## The problem
In the listing below, count the lines containing the string "Churn" and state only the number.
>> Begin Extracted material
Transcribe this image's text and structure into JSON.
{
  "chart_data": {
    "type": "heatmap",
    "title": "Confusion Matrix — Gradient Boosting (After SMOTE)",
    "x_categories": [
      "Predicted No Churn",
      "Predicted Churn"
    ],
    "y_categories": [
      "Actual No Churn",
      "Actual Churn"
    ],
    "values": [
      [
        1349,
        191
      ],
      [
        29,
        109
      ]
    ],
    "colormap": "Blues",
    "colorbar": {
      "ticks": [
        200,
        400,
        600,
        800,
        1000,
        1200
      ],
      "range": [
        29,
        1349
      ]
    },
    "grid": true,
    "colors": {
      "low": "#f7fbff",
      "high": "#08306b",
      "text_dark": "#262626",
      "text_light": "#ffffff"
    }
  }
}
>> End Extracted material
## Result of this exercise
4